Set problem >>
Only the lines from the one containing "Output the text content of this document." through the end of the data below should be copied, each exactly as written and with both ends kept.

Given entries >>
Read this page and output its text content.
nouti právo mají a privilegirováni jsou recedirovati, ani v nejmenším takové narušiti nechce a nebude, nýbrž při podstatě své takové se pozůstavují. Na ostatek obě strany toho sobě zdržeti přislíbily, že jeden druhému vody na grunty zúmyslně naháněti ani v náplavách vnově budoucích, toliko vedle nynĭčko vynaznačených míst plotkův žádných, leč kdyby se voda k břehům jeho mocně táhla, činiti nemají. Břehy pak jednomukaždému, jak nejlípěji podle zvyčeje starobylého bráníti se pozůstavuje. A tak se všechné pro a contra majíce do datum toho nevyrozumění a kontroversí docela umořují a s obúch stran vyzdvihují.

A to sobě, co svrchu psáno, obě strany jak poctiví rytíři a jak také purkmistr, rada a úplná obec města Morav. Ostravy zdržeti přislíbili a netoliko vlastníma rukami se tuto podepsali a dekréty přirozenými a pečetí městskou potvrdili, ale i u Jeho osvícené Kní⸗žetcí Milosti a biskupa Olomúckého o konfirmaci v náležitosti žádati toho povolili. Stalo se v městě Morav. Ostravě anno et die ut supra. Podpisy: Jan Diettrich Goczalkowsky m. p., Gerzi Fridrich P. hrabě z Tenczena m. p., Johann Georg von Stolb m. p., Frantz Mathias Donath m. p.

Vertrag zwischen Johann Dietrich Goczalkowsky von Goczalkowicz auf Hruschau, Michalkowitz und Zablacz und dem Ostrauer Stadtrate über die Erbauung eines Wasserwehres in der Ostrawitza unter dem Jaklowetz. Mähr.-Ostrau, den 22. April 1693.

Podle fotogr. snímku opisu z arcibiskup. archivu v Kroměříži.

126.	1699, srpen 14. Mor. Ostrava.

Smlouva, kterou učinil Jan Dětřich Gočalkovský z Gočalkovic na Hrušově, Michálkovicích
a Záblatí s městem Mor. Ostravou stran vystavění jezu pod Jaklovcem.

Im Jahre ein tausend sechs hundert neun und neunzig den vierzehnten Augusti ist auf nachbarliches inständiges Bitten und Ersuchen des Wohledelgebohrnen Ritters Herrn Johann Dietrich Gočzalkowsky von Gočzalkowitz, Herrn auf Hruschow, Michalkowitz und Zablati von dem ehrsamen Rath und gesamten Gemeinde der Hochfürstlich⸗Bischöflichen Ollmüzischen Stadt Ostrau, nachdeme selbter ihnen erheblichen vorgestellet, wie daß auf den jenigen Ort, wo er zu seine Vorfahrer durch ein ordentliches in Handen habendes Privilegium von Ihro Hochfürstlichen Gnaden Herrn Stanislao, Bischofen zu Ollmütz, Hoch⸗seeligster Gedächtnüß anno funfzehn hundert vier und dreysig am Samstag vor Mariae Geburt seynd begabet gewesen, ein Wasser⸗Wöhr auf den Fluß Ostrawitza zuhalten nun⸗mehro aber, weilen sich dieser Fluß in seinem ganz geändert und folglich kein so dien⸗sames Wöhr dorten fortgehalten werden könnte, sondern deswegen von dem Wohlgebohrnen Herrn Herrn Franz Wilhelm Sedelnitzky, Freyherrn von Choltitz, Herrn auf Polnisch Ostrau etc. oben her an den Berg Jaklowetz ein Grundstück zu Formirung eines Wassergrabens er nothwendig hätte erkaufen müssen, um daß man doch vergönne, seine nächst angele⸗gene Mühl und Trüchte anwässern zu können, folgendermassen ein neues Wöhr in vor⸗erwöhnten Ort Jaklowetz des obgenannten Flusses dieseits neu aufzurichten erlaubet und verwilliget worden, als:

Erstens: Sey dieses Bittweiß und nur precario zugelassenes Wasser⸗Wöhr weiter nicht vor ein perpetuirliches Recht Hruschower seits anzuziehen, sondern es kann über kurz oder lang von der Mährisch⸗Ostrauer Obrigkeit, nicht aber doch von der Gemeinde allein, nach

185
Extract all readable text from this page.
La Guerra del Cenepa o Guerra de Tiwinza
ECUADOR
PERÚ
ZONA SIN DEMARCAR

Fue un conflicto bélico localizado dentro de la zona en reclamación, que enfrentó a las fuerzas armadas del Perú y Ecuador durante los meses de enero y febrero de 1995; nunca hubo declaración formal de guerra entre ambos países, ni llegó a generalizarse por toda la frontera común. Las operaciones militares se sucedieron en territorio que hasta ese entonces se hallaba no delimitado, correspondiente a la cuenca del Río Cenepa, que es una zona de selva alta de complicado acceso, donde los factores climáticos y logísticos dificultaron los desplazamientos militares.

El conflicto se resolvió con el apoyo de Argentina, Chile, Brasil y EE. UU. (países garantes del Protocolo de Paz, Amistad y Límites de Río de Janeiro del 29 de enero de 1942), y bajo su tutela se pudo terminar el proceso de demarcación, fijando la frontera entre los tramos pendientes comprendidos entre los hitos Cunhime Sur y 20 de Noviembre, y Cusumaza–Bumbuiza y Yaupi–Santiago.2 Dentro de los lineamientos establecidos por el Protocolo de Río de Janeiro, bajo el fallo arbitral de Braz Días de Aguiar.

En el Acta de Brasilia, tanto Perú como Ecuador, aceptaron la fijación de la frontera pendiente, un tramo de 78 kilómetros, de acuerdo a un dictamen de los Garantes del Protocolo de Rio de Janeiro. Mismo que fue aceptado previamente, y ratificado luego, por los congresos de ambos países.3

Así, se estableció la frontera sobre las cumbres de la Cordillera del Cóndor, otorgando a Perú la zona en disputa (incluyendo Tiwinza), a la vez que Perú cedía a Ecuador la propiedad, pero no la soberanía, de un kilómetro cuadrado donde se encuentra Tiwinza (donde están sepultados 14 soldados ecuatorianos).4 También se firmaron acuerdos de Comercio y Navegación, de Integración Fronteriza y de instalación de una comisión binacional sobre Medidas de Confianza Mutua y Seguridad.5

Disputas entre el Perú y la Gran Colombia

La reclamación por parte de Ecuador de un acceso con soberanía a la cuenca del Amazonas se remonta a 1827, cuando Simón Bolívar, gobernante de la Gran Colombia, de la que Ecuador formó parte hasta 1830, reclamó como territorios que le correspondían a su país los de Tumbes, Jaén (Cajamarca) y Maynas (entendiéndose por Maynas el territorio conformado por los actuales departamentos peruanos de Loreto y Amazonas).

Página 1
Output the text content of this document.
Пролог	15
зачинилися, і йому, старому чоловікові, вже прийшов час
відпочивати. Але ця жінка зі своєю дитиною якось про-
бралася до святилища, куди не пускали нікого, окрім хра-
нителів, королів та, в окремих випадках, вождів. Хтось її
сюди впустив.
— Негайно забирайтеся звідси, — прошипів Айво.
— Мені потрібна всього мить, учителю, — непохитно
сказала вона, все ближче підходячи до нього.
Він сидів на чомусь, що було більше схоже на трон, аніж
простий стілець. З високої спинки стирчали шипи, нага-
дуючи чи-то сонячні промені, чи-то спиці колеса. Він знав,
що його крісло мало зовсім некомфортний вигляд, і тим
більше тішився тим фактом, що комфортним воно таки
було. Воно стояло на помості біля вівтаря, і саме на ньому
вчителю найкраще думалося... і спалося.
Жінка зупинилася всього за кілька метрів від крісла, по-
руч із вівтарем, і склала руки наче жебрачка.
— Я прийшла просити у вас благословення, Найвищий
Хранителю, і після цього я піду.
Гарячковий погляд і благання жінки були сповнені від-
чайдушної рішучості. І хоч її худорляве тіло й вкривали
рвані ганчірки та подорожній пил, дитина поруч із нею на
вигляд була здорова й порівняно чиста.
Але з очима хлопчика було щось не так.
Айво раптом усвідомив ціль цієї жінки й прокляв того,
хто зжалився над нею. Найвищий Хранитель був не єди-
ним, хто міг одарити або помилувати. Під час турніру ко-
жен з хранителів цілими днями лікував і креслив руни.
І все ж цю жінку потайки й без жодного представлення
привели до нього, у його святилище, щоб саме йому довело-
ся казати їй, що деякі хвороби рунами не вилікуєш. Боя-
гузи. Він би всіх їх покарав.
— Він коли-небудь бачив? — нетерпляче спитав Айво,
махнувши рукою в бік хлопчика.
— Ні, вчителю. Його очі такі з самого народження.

The answer >>
Output the text content of this document.
Пролог	15
зачинилися, і йому, старому чоловікові, вже прийшов час
відпочивати. Але ця жінка зі своєю дитиною якось про-
бралася до святилища, куди не пускали нікого, окрім хра-
нителів, королів та, в окремих випадках, вождів. Хтось її
сюди впустив.
— Негайно забирайтеся звідси, — прошипів Айво.
— Мені потрібна всього мить, учителю, — непохитно
сказала вона, все ближче підходячи до нього.
Він сидів на чомусь, що було більше схоже на трон, аніж
простий стілець. З високої спинки стирчали шипи, нага-
дуючи чи-то сонячні промені, чи-то спиці колеса. Він знав,
що його крісло мало зовсім некомфортний вигляд, і тим
більше тішився тим фактом, що комфортним воно таки
було. Воно стояло на помості біля вівтаря, і саме на ньому
вчителю найкраще думалося... і спалося.
Жінка зупинилася всього за кілька метрів від крісла, по-
руч із вівтарем, і склала руки наче жебрачка.
— Я прийшла просити у вас благословення, Найвищий
Хранителю, і після цього я піду.
Гарячковий погляд і благання жінки були сповнені від-
чайдушної рішучості. І хоч її худорляве тіло й вкривали
рвані ганчірки та подорожній пил, дитина поруч із нею на
вигляд була здорова й порівняно чиста.
Але з очима хлопчика було щось не так.
Айво раптом усвідомив ціль цієї жінки й прокляв того,
хто зжалився над нею. Найвищий Хранитель був не єди-
ним, хто міг одарити або помилувати. Під час турніру ко-
жен з хранителів цілими днями лікував і креслив руни.
І все ж цю жінку потайки й без жодного представлення
привели до нього, у його святилище, щоб саме йому довело-
ся казати їй, що деякі хвороби рунами не вилікуєш. Боя-
гузи. Він би всіх їх покарав.
— Він коли-небудь бачив? — нетерпляче спитав Айво,
махнувши рукою в бік хлопчика.
— Ні, вчителю. Його очі такі з самого народження.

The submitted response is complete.